## [Stated task]
Make an exact copy of the lines, leaving the pictures out.

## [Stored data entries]
☆ ☆ ☆ ☆ ☆ ☆ ☆
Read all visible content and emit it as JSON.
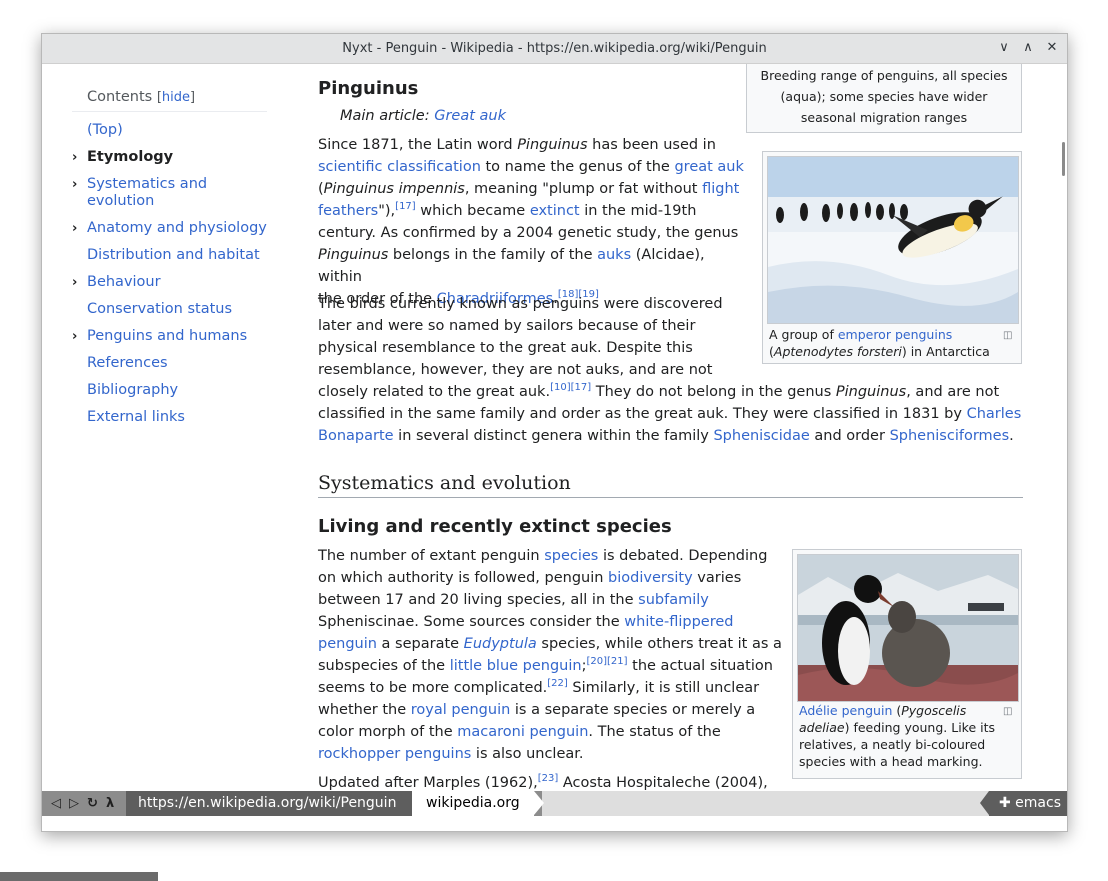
{
  "window": {
    "title": "Nyxt - Penguin - Wikipedia - https://en.wikipedia.org/wiki/Penguin",
    "controls": {
      "minimize": "∨",
      "maximize": "∧",
      "close": "✕"
    }
  },
  "toc": {
    "heading": "Contents",
    "hide_open": "[",
    "hide_label": "hide",
    "hide_close": "]",
    "items": [
      {
        "label": "(Top)"
      },
      {
        "label": "Etymology"
      },
      {
        "label": "Systematics and evolution"
      },
      {
        "label": "Anatomy and physiology"
      },
      {
        "label": "Distribution and habitat"
      },
      {
        "label": "Behaviour"
      },
      {
        "label": "Conservation status"
      },
      {
        "label": "Penguins and humans"
      },
      {
        "label": "References"
      },
      {
        "label": "Bibliography"
      },
      {
        "label": "External links"
      }
    ],
    "expander": "›"
  },
  "article": {
    "top_caption": "Breeding range of penguins, all species (aqua); some species have wider seasonal migration ranges",
    "pinguinus_heading": "Pinguinus",
    "hatnote_prefix": "Main article: ",
    "hatnote_link": "Great auk",
    "p1": {
      "t1": "Since 1871, the Latin word ",
      "i1": "Pinguinus",
      "t2": " has been used in",
      "l1": "scientific classification",
      "t3": " to name the genus of the ",
      "l2": "great auk",
      "t4": "(",
      "i2": "Pinguinus impennis",
      "t5": ", meaning \"plump or fat without ",
      "l3a": "flight",
      "l3b": "feathers",
      "t6": "\"),",
      "r1": "[17]",
      "t7": " which became ",
      "l4": "extinct",
      "t8": " in the mid-19th",
      "t9": "century. As confirmed by a 2004 genetic study, the genus",
      "i3": "Pinguinus",
      "t10": " belongs in the family of the ",
      "l5": "auks",
      "t11": " (Alcidae), within",
      "t12": "the order of the ",
      "l6": "Charadriiformes",
      "t13": ".",
      "r2": "[18][19]"
    },
    "p2": {
      "line1": "The birds currently known as penguins were discovered",
      "line2": "later and were so named by sailors because of their",
      "line3": "physical resemblance to the great auk. Despite this",
      "line4": "resemblance, however, they are not auks, and are not",
      "t1": "closely related to the great auk.",
      "r1": "[10][17]",
      "t2": " They do not belong in the genus ",
      "i1": "Pinguinus",
      "t3": ", and are not",
      "line6": "classified in the same family and order as the great auk. They were classified in 1831 by ",
      "l1a": "Charles",
      "l1b": "Bonaparte",
      "t4": " in several distinct genera within the family ",
      "l2": "Spheniscidae",
      "t5": " and order ",
      "l3": "Sphenisciformes",
      "t6": "."
    },
    "emperor_thumb": {
      "cap_t1": "A group of ",
      "cap_link": "emperor penguins",
      "cap_t2": "(",
      "cap_i": "Aptenodytes forsteri",
      "cap_t3": ") in Antarctica"
    },
    "h2": "Systematics and evolution",
    "h3": "Living and recently extinct species",
    "p3": {
      "t1": "The number of extant penguin ",
      "l1": "species",
      "t2": " is debated. Depending",
      "t3": "on which authority is followed, penguin ",
      "l2": "biodiversity",
      "t4": " varies",
      "t5": "between 17 and 20 living species, all in the ",
      "l3": "subfamily",
      "t6": "Spheniscinae. Some sources consider the ",
      "l4a": "white-flippered",
      "l4b": "penguin",
      "t7": " a separate ",
      "l5": "Eudyptula",
      "t8": " species, while others treat it as a",
      "t9": "subspecies of the ",
      "l6": "little blue penguin",
      "t10": ";",
      "r1": "[20][21]",
      "t11": " the actual situation",
      "t12": "seems to be more complicated.",
      "r2": "[22]",
      "t13": " Similarly, it is still unclear",
      "t14": "whether the ",
      "l7": "royal penguin",
      "t15": " is a separate species or merely a",
      "t16": "color morph of the ",
      "l8": "macaroni penguin",
      "t17": ". The status of the",
      "l9": "rockhopper penguins",
      "t18": " is also unclear."
    },
    "p4": {
      "t1": "Updated after Marples (1962),",
      "r1": "[23]",
      "t2": " Acosta Hospitaleche (2004),"
    },
    "adelie_thumb": {
      "cap_link": "Adélie penguin",
      "cap_t1": " (",
      "cap_i1": "Pygoscelis",
      "cap_i2": "adeliae",
      "cap_t2": ") feeding young. Like its",
      "cap_t3": "relatives, a neatly bi-coloured",
      "cap_t4": "species with a head marking."
    }
  },
  "statusbar": {
    "back": "◁",
    "forward": "▷",
    "reload": "↻",
    "lambda": "λ",
    "url": "https://en.wikipedia.org/wiki/Penguin",
    "domain": "wikipedia.org",
    "mode": "✚ emacs"
  }
}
☆ ☆ ☆ ☆ ☆ ☆ ☆
## [Right answer]
Read all visible content and emit it as JSON.
{
  "window": {
    "title": "Nyxt - Penguin - Wikipedia - https://en.wikipedia.org/wiki/Penguin",
    "controls": {
      "minimize": "∨",
      "maximize": "∧",
      "close": "✕"
    }
  },
  "toc": {
    "heading": "Contents",
    "hide_open": "[",
    "hide_label": "hide",
    "hide_close": "]",
    "items": [
      {
        "label": "(Top)"
      },
      {
        "label": "Etymology"
      },
      {
        "label": "Systematics and evolution"
      },
      {
        "label": "Anatomy and physiology"
      },
      {
        "label": "Distribution and habitat"
      },
      {
        "label": "Behaviour"
      },
      {
        "label": "Conservation status"
      },
      {
        "label": "Penguins and humans"
      },
      {
        "label": "References"
      },
      {
        "label": "Bibliography"
      },
      {
        "label": "External links"
      }
    ],
    "expander": "›"
  },
  "article": {
    "top_caption": "Breeding range of penguins, all species (aqua); some species have wider seasonal migration ranges",
    "pinguinus_heading": "Pinguinus",
    "hatnote_prefix": "Main article: ",
    "hatnote_link": "Great auk",
    "p1": {
      "t1": "Since 1871, the Latin word ",
      "i1": "Pinguinus",
      "t2": " has been used in",
      "l1": "scientific classification",
      "t3": " to name the genus of the ",
      "l2": "great auk",
      "t4": "(",
      "i2": "Pinguinus impennis",
      "t5": ", meaning \"plump or fat without ",
      "l3a": "flight",
      "l3b": "feathers",
      "t6": "\"),",
      "r1": "[17]",
      "t7": " which became ",
      "l4": "extinct",
      "t8": " in the mid-19th",
      "t9": "century. As confirmed by a 2004 genetic study, the genus",
      "i3": "Pinguinus",
      "t10": " belongs in the family of the ",
      "l5": "auks",
      "t11": " (Alcidae), within",
      "t12": "the order of the ",
      "l6": "Charadriiformes",
      "t13": ".",
      "r2": "[18][19]"
    },
    "p2": {
      "line1": "The birds currently known as penguins were discovered",
      "line2": "later and were so named by sailors because of their",
      "line3": "physical resemblance to the great auk. Despite this",
      "line4": "resemblance, however, they are not auks, and are not",
      "t1": "closely related to the great auk.",
      "r1": "[10][17]",
      "t2": " They do not belong in the genus ",
      "i1": "Pinguinus",
      "t3": ", and are not",
      "line6": "classified in the same family and order as the great auk. They were classified in 1831 by ",
      "l1a": "Charles",
      "l1b": "Bonaparte",
      "t4": " in several distinct genera within the family ",
      "l2": "Spheniscidae",
      "t5": " and order ",
      "l3": "Sphenisciformes",
      "t6": "."
    },
    "emperor_thumb": {
      "cap_t1": "A group of ",
      "cap_link": "emperor penguins",
      "cap_t2": "(",
      "cap_i": "Aptenodytes forsteri",
      "cap_t3": ") in Antarctica"
    },
    "h2": "Systematics and evolution",
    "h3": "Living and recently extinct species",
    "p3": {
      "t1": "The number of extant penguin ",
      "l1": "species",
      "t2": " is debated. Depending",
      "t3": "on which authority is followed, penguin ",
      "l2": "biodiversity",
      "t4": " varies",
      "t5": "between 17 and 20 living species, all in the ",
      "l3": "subfamily",
      "t6": "Spheniscinae. Some sources consider the ",
      "l4a": "white-flippered",
      "l4b": "penguin",
      "t7": " a separate ",
      "l5": "Eudyptula",
      "t8": " species, while others treat it as a",
      "t9": "subspecies of the ",
      "l6": "little blue penguin",
      "t10": ";",
      "r1": "[20][21]",
      "t11": " the actual situation",
      "t12": "seems to be more complicated.",
      "r2": "[22]",
      "t13": " Similarly, it is still unclear",
      "t14": "whether the ",
      "l7": "royal penguin",
      "t15": " is a separate species or merely a",
      "t16": "color morph of the ",
      "l8": "macaroni penguin",
      "t17": ". The status of the",
      "l9": "rockhopper penguins",
      "t18": " is also unclear."
    },
    "p4": {
      "t1": "Updated after Marples (1962),",
      "r1": "[23]",
      "t2": " Acosta Hospitaleche (2004),"
    },
    "adelie_thumb": {
      "cap_link": "Adélie penguin",
      "cap_t1": " (",
      "cap_i1": "Pygoscelis",
      "cap_i2": "adeliae",
      "cap_t2": ") feeding young. Like its",
      "cap_t3": "relatives, a neatly bi-coloured",
      "cap_t4": "species with a head marking."
    }
  },
  "statusbar": {
    "back": "◁",
    "forward": "▷",
    "reload": "↻",
    "lambda": "λ",
    "url": "https://en.wikipedia.org/wiki/Penguin",
    "domain": "wikipedia.org",
    "mode": "✚ emacs"
  }
}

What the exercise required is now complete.